Lines of data:
***

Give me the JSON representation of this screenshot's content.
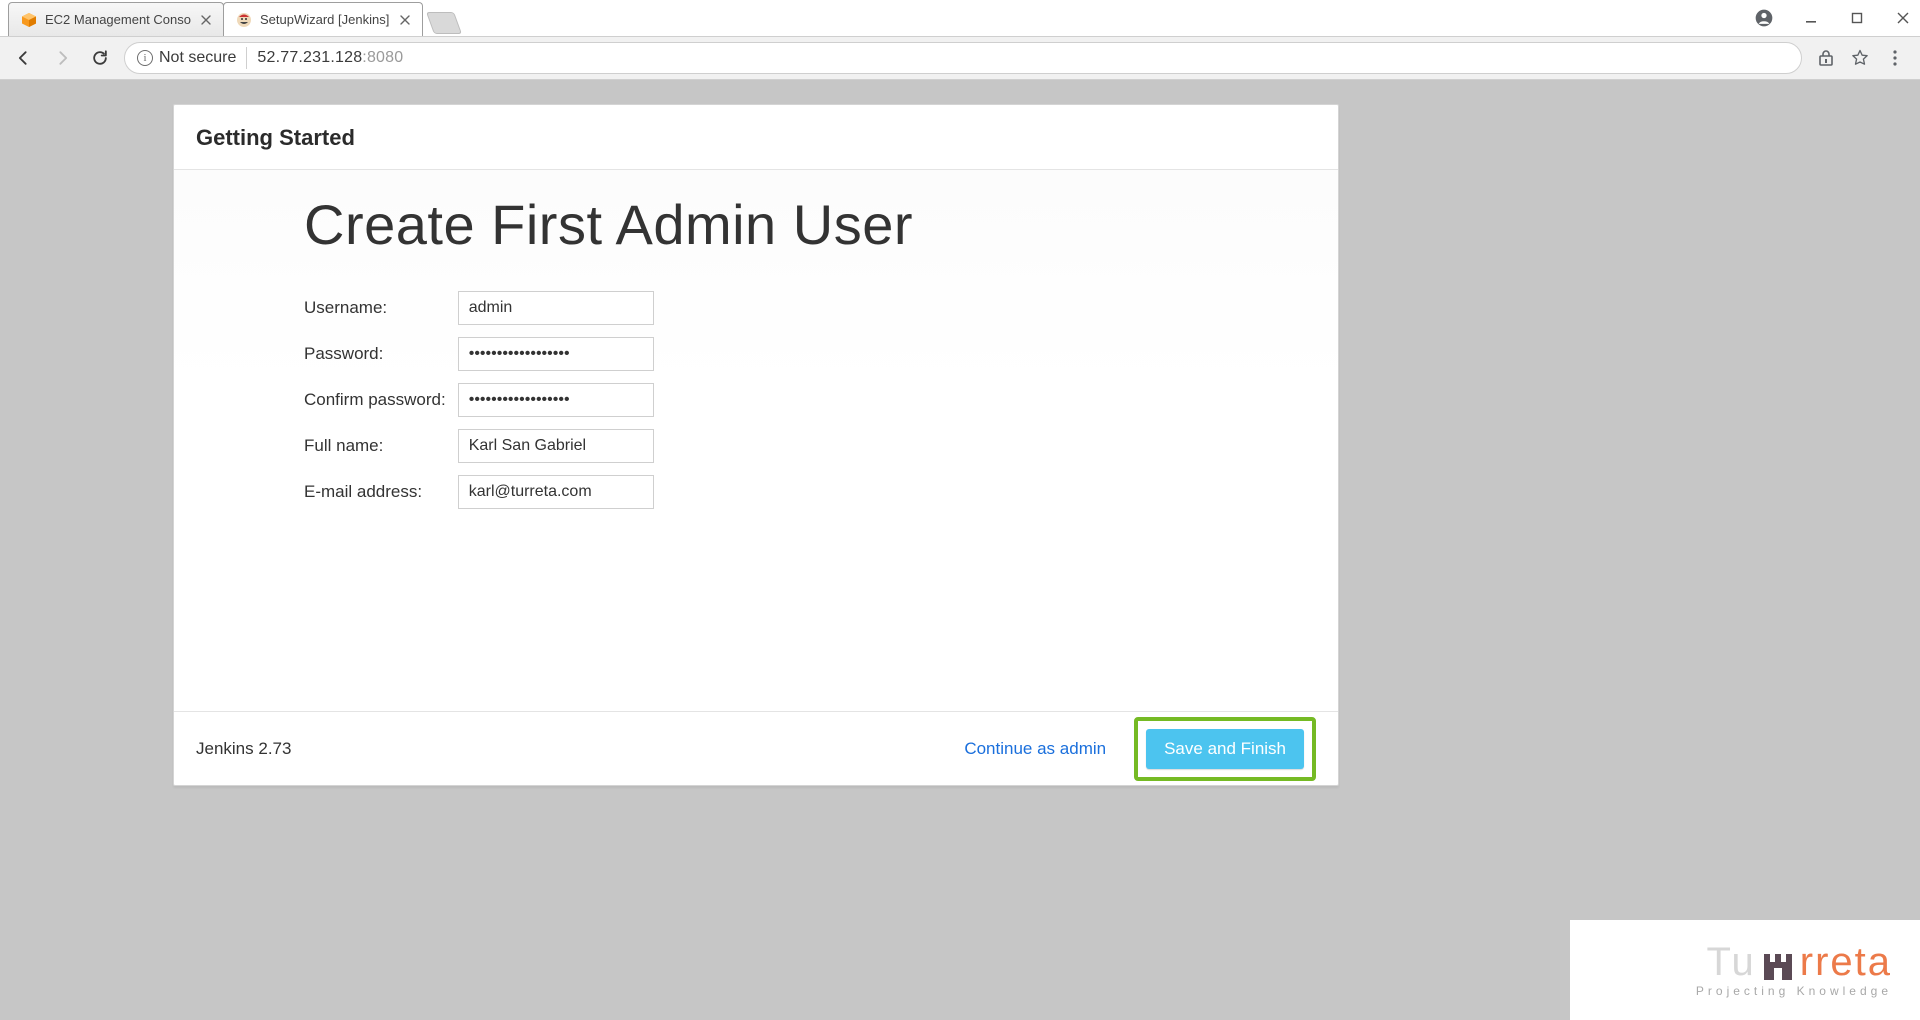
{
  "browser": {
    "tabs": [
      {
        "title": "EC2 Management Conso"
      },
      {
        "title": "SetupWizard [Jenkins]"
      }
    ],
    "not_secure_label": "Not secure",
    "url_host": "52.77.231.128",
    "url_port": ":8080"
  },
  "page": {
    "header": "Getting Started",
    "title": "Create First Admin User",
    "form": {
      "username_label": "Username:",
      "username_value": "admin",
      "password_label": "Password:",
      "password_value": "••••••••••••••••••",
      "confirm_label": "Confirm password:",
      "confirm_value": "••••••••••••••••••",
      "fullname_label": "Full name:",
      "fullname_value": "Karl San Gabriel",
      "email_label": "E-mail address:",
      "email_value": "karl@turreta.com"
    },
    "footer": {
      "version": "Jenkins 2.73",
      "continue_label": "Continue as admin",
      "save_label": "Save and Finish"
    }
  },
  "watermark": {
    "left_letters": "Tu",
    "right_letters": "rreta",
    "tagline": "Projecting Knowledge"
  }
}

***

**Given exercise:** Reproduce every entry word for word, but omit the pictures.

**Response:**
Give me the JSON representation of this screenshot's content.
{
  "browser": {
    "tabs": [
      {
        "title": "EC2 Management Conso"
      },
      {
        "title": "SetupWizard [Jenkins]"
      }
    ],
    "not_secure_label": "Not secure",
    "url_host": "52.77.231.128",
    "url_port": ":8080"
  },
  "page": {
    "header": "Getting Started",
    "title": "Create First Admin User",
    "form": {
      "username_label": "Username:",
      "username_value": "admin",
      "password_label": "Password:",
      "password_value": "••••••••••••••••••",
      "confirm_label": "Confirm password:",
      "confirm_value": "••••••••••••••••••",
      "fullname_label": "Full name:",
      "fullname_value": "Karl San Gabriel",
      "email_label": "E-mail address:",
      "email_value": "karl@turreta.com"
    },
    "footer": {
      "version": "Jenkins 2.73",
      "continue_label": "Continue as admin",
      "save_label": "Save and Finish"
    }
  },
  "watermark": {
    "left_letters": "Tu",
    "right_letters": "rreta",
    "tagline": "Projecting Knowledge"
  }
}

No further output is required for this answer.